(Stored data)
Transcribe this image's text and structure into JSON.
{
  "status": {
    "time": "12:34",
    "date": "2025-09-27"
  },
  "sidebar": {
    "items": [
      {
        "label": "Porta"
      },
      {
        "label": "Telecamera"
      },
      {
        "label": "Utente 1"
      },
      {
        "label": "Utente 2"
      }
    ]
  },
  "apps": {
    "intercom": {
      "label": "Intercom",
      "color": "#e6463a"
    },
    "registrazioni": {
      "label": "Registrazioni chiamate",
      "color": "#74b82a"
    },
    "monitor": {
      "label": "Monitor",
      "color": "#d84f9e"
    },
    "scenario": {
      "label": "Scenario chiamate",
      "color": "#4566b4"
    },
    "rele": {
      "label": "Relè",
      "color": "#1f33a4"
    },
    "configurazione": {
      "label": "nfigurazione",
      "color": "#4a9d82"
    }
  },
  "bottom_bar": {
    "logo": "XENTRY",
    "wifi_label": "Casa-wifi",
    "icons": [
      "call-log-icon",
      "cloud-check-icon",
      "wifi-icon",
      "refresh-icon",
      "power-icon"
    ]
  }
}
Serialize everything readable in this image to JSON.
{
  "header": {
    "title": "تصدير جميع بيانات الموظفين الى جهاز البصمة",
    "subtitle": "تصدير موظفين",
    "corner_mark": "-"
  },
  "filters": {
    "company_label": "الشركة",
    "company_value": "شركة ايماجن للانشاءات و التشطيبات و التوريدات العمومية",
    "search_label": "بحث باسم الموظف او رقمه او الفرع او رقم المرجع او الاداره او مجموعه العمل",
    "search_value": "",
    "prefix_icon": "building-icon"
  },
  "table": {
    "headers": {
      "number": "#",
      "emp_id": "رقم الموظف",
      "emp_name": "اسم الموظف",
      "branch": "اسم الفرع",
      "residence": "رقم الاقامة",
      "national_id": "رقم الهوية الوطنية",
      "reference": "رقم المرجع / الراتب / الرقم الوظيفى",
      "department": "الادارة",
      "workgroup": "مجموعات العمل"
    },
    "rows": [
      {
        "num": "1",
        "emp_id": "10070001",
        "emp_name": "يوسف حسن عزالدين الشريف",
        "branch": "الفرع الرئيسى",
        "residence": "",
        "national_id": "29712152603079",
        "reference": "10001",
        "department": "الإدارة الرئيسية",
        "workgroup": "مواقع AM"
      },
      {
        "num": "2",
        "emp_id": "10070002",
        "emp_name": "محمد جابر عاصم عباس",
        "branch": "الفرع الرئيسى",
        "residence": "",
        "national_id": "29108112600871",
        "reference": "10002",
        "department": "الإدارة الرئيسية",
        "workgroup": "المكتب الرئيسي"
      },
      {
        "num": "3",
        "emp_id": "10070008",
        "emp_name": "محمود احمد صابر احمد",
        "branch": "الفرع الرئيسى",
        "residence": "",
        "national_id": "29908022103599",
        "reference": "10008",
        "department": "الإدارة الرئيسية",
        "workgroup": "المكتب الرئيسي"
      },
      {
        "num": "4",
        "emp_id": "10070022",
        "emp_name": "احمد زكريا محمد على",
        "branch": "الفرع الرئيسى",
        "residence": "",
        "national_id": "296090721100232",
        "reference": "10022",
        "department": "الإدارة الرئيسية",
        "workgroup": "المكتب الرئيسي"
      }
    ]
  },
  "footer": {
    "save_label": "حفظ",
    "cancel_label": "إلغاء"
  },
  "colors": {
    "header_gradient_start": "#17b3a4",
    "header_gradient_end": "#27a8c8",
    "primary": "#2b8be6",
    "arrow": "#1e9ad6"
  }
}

### PROBLEM STATEMENT
Every line of the material must be returned exactly as it appears.

### RESULT
Transcribe this image's text and structure into JSON.
{
  "status": {
    "time": "12:34",
    "date": "2025-09-27"
  },
  "sidebar": {
    "items": [
      {
        "label": "Porta"
      },
      {
        "label": "Telecamera"
      },
      {
        "label": "Utente 1"
      },
      {
        "label": "Utente 2"
      }
    ]
  },
  "apps": {
    "intercom": {
      "label": "Intercom",
      "color": "#e6463a"
    },
    "registrazioni": {
      "label": "Registrazioni chiamate",
      "color": "#74b82a"
    },
    "monitor": {
      "label": "Monitor",
      "color": "#d84f9e"
    },
    "scenario": {
      "label": "Scenario chiamate",
      "color": "#4566b4"
    },
    "rele": {
      "label": "Relè",
      "color": "#1f33a4"
    },
    "configurazione": {
      "label": "nfigurazione",
      "color": "#4a9d82"
    }
  },
  "bottom_bar": {
    "logo": "XENTRY",
    "wifi_label": "Casa-wifi",
    "icons": [
      "call-log-icon",
      "cloud-check-icon",
      "wifi-icon",
      "refresh-icon",
      "power-icon"
    ]
  }
}
Serialize everything readable in this image to JSON.
{
  "header": {
    "title": "تصدير جميع بيانات الموظفين الى جهاز البصمة",
    "subtitle": "تصدير موظفين",
    "corner_mark": "-"
  },
  "filters": {
    "company_label": "الشركة",
    "company_value": "شركة ايماجن للانشاءات و التشطيبات و التوريدات العمومية",
    "search_label": "بحث باسم الموظف او رقمه او الفرع او رقم المرجع او الاداره او مجموعه العمل",
    "search_value": "",
    "prefix_icon": "building-icon"
  },
  "table": {
    "headers": {
      "number": "#",
      "emp_id": "رقم الموظف",
      "emp_name": "اسم الموظف",
      "branch": "اسم الفرع",
      "residence": "رقم الاقامة",
      "national_id": "رقم الهوية الوطنية",
      "reference": "رقم المرجع / الراتب / الرقم الوظيفى",
      "department": "الادارة",
      "workgroup": "مجموعات العمل"
    },
    "rows": [
      {
        "num": "1",
        "emp_id": "10070001",
        "emp_name": "يوسف حسن عزالدين الشريف",
        "branch": "الفرع الرئيسى",
        "residence": "",
        "national_id": "29712152603079",
        "reference": "10001",
        "department": "الإدارة الرئيسية",
        "workgroup": "مواقع AM"
      },
      {
        "num": "2",
        "emp_id": "10070002",
        "emp_name": "محمد جابر عاصم عباس",
        "branch": "الفرع الرئيسى",
        "residence": "",
        "national_id": "29108112600871",
        "reference": "10002",
        "department": "الإدارة الرئيسية",
        "workgroup": "المكتب الرئيسي"
      },
      {
        "num": "3",
        "emp_id": "10070008",
        "emp_name": "محمود احمد صابر احمد",
        "branch": "الفرع الرئيسى",
        "residence": "",
        "national_id": "29908022103599",
        "reference": "10008",
        "department": "الإدارة الرئيسية",
        "workgroup": "المكتب الرئيسي"
      },
      {
        "num": "4",
        "emp_id": "10070022",
        "emp_name": "احمد زكريا محمد على",
        "branch": "الفرع الرئيسى",
        "residence": "",
        "national_id": "296090721100232",
        "reference": "10022",
        "department": "الإدارة الرئيسية",
        "workgroup": "المكتب الرئيسي"
      }
    ]
  },
  "footer": {
    "save_label": "حفظ",
    "cancel_label": "إلغاء"
  },
  "colors": {
    "header_gradient_start": "#17b3a4",
    "header_gradient_end": "#27a8c8",
    "primary": "#2b8be6",
    "arrow": "#1e9ad6"
  }
}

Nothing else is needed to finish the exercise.